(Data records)
- Opening Delimiter -

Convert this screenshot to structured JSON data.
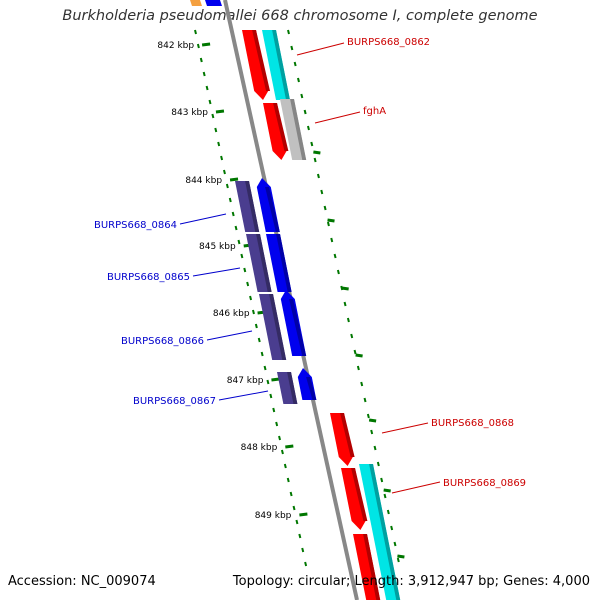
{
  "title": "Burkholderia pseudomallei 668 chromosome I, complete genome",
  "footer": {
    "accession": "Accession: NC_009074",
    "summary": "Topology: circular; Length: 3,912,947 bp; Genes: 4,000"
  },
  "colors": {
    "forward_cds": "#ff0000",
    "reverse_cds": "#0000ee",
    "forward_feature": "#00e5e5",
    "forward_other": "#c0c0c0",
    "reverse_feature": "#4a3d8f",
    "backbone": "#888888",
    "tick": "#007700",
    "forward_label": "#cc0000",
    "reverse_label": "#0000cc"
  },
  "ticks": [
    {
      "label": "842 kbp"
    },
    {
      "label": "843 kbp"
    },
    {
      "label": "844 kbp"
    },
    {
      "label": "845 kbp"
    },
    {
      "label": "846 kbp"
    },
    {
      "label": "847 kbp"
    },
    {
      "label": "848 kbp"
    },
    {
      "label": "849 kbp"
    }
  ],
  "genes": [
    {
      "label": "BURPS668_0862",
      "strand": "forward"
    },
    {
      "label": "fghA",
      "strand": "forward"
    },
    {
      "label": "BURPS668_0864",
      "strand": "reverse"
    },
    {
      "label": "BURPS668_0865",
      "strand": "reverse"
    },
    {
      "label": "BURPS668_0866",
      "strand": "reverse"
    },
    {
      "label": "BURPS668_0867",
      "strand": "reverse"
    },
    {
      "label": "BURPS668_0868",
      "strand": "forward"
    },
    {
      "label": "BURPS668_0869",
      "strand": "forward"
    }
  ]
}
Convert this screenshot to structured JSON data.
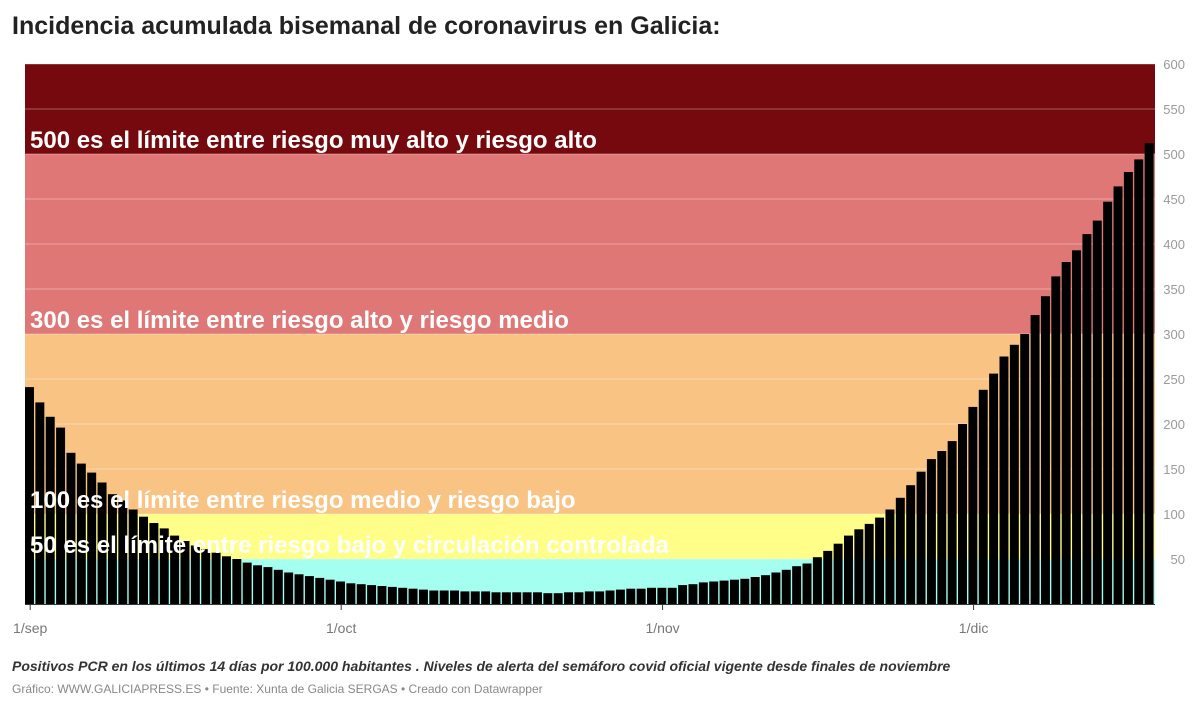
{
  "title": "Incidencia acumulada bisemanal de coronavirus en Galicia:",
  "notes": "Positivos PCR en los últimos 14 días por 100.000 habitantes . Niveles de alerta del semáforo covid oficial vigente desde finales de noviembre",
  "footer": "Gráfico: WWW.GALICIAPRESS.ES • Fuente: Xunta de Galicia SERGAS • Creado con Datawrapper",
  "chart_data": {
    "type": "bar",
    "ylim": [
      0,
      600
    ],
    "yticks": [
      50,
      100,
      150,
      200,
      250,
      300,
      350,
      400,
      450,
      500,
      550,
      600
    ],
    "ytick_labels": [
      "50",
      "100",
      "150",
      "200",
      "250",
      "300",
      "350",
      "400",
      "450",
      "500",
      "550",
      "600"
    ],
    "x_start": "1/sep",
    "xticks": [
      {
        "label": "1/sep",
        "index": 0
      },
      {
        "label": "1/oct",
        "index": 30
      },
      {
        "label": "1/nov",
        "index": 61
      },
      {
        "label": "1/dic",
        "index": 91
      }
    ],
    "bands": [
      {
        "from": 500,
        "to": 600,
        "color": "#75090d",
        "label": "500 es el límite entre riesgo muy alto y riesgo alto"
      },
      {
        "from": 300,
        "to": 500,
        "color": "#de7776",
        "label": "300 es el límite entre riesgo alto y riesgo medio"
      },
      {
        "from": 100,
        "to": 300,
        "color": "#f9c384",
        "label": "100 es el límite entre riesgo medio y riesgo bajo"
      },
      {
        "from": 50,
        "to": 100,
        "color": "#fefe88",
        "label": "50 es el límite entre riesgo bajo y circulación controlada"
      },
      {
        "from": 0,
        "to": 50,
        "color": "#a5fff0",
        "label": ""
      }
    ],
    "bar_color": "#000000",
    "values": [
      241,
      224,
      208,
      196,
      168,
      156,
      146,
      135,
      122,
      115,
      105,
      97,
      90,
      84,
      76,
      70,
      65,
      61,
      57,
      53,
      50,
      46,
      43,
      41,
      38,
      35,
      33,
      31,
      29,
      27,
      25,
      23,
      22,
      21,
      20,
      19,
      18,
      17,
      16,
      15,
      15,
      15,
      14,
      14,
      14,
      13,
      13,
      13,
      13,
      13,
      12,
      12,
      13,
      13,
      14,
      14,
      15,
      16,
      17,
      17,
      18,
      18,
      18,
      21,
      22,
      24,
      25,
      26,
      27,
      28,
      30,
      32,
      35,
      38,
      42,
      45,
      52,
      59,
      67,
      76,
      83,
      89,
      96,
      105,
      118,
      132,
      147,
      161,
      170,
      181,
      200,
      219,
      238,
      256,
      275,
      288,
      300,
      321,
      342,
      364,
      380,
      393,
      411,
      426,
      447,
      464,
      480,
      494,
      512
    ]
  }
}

- Closing Delimiter -
- Opening Delimiter -

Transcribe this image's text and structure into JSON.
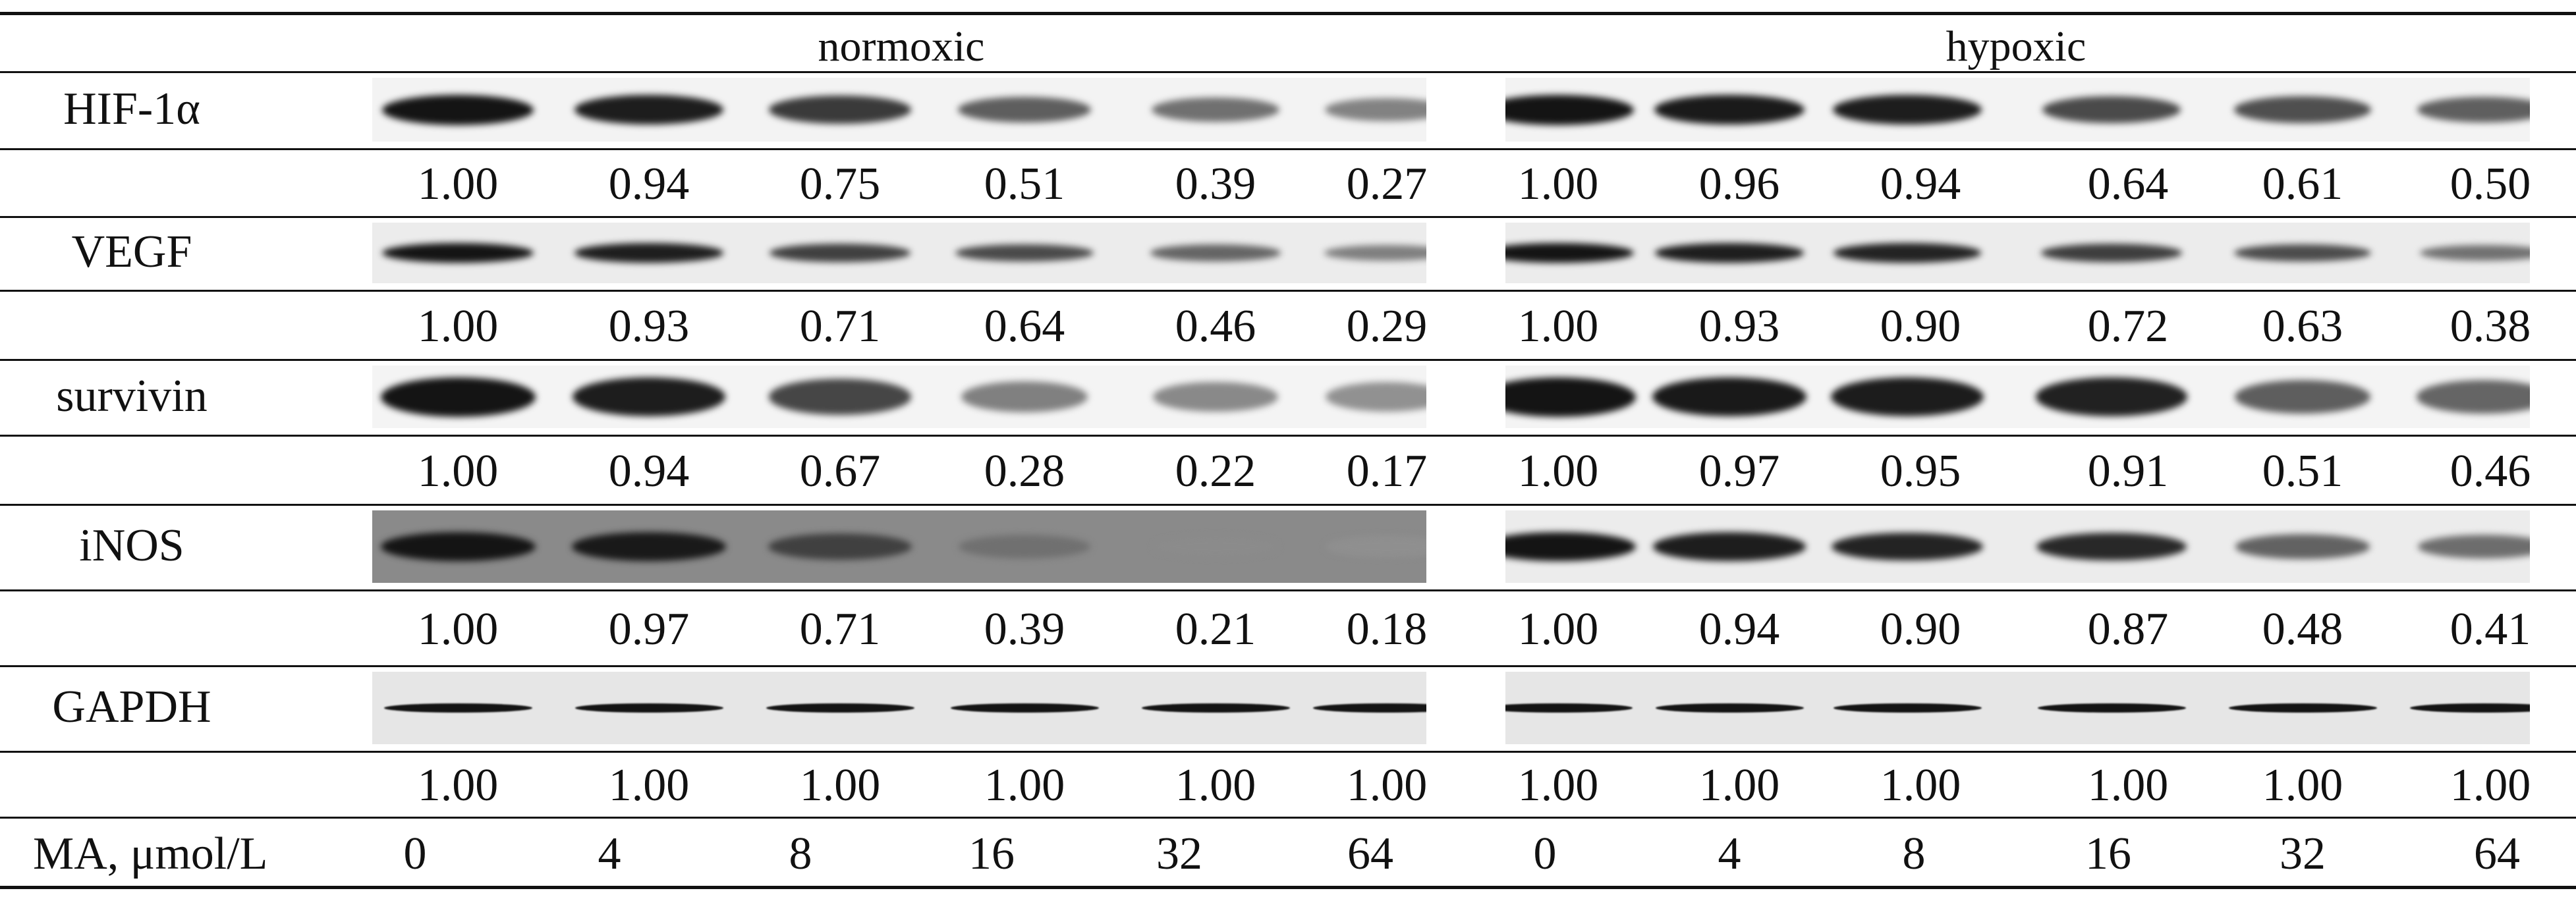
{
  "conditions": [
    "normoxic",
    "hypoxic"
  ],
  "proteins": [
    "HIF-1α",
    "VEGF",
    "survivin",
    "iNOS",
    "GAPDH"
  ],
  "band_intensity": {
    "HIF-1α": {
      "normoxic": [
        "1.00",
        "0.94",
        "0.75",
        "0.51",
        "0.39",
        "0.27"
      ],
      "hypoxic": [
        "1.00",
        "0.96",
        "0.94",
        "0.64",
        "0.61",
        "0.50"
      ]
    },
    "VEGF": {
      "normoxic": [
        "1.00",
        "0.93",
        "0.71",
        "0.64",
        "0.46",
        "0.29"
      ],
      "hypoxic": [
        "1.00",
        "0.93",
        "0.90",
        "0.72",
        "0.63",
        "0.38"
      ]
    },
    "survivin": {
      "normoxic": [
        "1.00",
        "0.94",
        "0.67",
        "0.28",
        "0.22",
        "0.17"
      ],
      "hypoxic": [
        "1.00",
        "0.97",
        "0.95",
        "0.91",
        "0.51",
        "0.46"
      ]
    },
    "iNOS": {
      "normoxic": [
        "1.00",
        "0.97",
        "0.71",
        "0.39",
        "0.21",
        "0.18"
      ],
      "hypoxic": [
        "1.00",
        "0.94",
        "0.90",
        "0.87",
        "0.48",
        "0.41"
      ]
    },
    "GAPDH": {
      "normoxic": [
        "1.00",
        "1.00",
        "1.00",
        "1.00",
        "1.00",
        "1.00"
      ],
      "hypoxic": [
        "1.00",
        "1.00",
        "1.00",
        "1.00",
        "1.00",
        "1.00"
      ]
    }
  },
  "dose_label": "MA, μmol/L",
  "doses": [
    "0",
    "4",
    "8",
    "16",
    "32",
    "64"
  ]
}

- Closing Delimiter -

_How to complete this task:_ Find the lines above that include the string "from" and copy them.

_Answer box:_
        "from": 500,
        "from": 300,
        "from": 100,
        "from": 50,
        "from": 0,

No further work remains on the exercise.